◆ **Petunjuk 1**
Tuliskan kembali seluruh pernyataan tentang hak asasi manusia di Tiongkok di bawah ini tanpa mengubah satu kata pun.

◆ **Dokumen sumber**
((

Juru bicara Urusan Luar Negeri Australia, Senator Demokrat Stott Despoja mengatakan,  “Partai Demokrat menghargai pentingnya hubungan antara Pemerintah Australia dan Pemerintah Tiongkok. Namun, kita tidak boleh mengorbankan masalah hak asasi manusia untuk mendapatkan peluang perdagangan. Hubungan Australia dengan Tiongkok, meskipun signifikan, harus dikualifikasikan oleh penentangan tegas kami terhadap setiap perilaku yang melanggar hak asasi manusia secara fundamental. Partai Demokrat akan terus menyoroti pelanggaran hak asasi manusia di Tiongkok, khususnya penganiayaan dan pembunuhan terhadap praktisi Falun Gong.”

Despoja melanjutkan, “Kasus pembunuhan, penyiksaan dan pemenjaraan praktisi Falun Gong benar-benar mengerikan. Banyak warga negara Australia memiliki kerabat di Tiongkok yang menjadi sasaran penganiayaan seperti itu dan adalah salah, jika tidak menggunakan Parlemen untuk berbicara atas nama mereka dan menyoroti situasi mereka.”

))

◆ **Petunjuk 2**
Salin persis baris-baris dalam catatan di bawah, mulai dari baris yang memuat "Patent image size: (944, 1374)." sampai baris yang memuat "The backlight module 102 is at (198, 1028).", termasuk kedua baris tersebut.

◆ **Catatan**
((

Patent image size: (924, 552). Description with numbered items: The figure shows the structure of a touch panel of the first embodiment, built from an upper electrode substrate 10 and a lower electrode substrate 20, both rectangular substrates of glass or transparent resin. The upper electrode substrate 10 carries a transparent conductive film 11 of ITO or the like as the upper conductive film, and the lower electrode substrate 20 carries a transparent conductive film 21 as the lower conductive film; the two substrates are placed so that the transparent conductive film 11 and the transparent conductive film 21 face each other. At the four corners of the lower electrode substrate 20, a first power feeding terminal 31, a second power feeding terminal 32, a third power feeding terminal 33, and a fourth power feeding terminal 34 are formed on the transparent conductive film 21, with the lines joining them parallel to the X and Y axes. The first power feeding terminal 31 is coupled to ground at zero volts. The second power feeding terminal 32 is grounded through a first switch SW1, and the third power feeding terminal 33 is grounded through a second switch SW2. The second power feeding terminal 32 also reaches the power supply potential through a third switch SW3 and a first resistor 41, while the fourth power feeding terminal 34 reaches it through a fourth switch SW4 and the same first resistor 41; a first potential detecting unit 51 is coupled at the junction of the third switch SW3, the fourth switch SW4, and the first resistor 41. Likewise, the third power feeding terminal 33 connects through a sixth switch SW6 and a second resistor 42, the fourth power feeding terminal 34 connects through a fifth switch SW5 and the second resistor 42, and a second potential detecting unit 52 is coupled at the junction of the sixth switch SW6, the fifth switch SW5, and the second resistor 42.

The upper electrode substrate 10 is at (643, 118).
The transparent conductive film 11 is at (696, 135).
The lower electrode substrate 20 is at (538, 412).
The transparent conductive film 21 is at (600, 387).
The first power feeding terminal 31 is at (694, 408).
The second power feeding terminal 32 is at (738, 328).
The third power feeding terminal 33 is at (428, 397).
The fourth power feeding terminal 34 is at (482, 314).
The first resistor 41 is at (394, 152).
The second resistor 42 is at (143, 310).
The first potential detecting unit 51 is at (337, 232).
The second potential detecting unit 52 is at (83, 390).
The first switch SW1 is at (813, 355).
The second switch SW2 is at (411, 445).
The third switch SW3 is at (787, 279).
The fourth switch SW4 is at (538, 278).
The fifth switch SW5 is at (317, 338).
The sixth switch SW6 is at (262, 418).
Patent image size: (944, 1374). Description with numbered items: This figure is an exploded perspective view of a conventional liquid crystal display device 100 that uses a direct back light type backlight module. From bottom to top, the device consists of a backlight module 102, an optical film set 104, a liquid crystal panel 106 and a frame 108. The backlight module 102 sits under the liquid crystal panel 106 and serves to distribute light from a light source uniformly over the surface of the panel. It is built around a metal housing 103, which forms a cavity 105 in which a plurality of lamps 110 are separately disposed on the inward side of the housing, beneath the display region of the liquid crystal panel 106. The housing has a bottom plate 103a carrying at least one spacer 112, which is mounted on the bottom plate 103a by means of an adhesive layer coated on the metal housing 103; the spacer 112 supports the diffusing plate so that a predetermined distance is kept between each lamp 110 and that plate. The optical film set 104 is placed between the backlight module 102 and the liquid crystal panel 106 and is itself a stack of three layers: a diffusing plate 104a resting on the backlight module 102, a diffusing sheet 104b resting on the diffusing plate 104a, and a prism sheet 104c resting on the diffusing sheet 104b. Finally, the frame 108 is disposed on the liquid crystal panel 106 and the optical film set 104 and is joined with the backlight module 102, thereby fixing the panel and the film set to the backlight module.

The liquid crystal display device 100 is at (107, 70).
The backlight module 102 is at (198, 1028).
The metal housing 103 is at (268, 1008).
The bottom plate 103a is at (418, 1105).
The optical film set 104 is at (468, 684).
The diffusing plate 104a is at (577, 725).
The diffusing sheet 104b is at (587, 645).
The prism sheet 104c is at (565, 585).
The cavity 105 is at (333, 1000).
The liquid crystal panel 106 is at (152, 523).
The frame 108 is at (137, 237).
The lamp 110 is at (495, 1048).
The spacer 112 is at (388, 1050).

))

◆ **Hasil 1**
Juru bicara Urusan Luar Negeri Australia, Senator Demokrat Stott Despoja mengatakan,  “Partai Demokrat menghargai pentingnya hubungan antara Pemerintah Australia dan Pemerintah Tiongkok. Namun, kita tidak boleh mengorbankan masalah hak asasi manusia untuk mendapatkan peluang perdagangan. Hubungan Australia dengan Tiongkok, meskipun signifikan, harus dikualifikasikan oleh penentangan tegas kami terhadap setiap perilaku yang melanggar hak asasi manusia secara fundamental. Partai Demokrat akan terus menyoroti pelanggaran hak asasi manusia di Tiongkok, khususnya penganiayaan dan pembunuhan terhadap praktisi Falun Gong.”

Despoja melanjutkan, “Kasus pembunuhan, penyiksaan dan pemenjaraan praktisi Falun Gong benar-benar mengerikan. Banyak warga negara Australia memiliki kerabat di Tiongkok yang menjadi sasaran penganiayaan seperti itu dan adalah salah, jika tidak menggunakan Parlemen untuk berbicara atas nama mereka dan menyoroti situasi mereka.”

◆ **Hasil 2**
Patent image size: (944, 1374). Description with numbered items: This figure is an exploded perspective view of a conventional liquid crystal display device 100 that uses a direct back light type backlight module. From bottom to top, the device consists of a backlight module 102, an optical film set 104, a liquid crystal panel 106 and a frame 108. The backlight module 102 sits under the liquid crystal panel 106 and serves to distribute light from a light source uniformly over the surface of the panel. It is built around a metal housing 103, which forms a cavity 105 in which a plurality of lamps 110 are separately disposed on the inward side of the housing, beneath the display region of the liquid crystal panel 106. The housing has a bottom plate 103a carrying at least one spacer 112, which is mounted on the bottom plate 103a by means of an adhesive layer coated on the metal housing 103; the spacer 112 supports the diffusing plate so that a predetermined distance is kept between each lamp 110 and that plate. The optical film set 104 is placed between the backlight module 102 and the liquid crystal panel 106 and is itself a stack of three layers: a diffusing plate 104a resting on the backlight module 102, a diffusing sheet 104b resting on the diffusing plate 104a, and a prism sheet 104c resting on the diffusing sheet 104b. Finally, the frame 108 is disposed on the liquid crystal panel 106 and the optical film set 104 and is joined with the backlight module 102, thereby fixing the panel and the film set to the backlight module.

The liquid crystal display device 100 is at (107, 70).
The backlight module 102 is at (198, 1028).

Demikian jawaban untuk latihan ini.